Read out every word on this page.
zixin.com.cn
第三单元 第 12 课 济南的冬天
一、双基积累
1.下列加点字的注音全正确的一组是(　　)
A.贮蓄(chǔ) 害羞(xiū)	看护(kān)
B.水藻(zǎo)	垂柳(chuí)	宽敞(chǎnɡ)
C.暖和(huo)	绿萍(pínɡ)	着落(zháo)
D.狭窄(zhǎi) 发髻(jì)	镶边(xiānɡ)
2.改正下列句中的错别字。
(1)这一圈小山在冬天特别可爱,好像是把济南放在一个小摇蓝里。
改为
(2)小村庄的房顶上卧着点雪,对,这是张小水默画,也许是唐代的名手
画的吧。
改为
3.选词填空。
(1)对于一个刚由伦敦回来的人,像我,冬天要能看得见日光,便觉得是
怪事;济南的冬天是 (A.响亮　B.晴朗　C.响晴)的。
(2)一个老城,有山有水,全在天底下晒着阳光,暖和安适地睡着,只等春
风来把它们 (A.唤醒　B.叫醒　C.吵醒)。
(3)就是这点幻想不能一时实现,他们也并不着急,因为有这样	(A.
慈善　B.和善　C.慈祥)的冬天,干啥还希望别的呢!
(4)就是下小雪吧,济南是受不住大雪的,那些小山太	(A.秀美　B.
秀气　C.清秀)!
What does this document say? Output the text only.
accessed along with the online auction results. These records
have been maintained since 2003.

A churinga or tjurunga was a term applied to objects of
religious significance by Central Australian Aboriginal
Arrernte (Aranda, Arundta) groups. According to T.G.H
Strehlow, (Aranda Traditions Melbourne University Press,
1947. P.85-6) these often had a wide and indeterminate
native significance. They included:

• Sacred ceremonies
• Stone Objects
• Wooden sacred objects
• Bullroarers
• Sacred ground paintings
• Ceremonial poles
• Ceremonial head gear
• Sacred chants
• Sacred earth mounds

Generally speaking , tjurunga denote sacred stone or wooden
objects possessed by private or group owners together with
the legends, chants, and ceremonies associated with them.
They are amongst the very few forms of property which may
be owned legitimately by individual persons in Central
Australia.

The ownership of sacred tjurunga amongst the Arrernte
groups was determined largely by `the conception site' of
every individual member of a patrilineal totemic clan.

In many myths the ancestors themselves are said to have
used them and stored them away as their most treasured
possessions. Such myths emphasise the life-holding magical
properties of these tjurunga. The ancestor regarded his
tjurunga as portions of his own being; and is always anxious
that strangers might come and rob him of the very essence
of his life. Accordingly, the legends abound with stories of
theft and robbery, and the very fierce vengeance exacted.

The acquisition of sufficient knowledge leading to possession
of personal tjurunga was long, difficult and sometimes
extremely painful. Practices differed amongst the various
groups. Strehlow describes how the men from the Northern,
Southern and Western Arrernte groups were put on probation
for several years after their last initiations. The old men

**EXERCISE OBJECTIVE**
Extract each line holding the string "every".

**RESULT FOR THIS TASK**
Read out every word on this page.
every individual member of a patrilineal totemic clan.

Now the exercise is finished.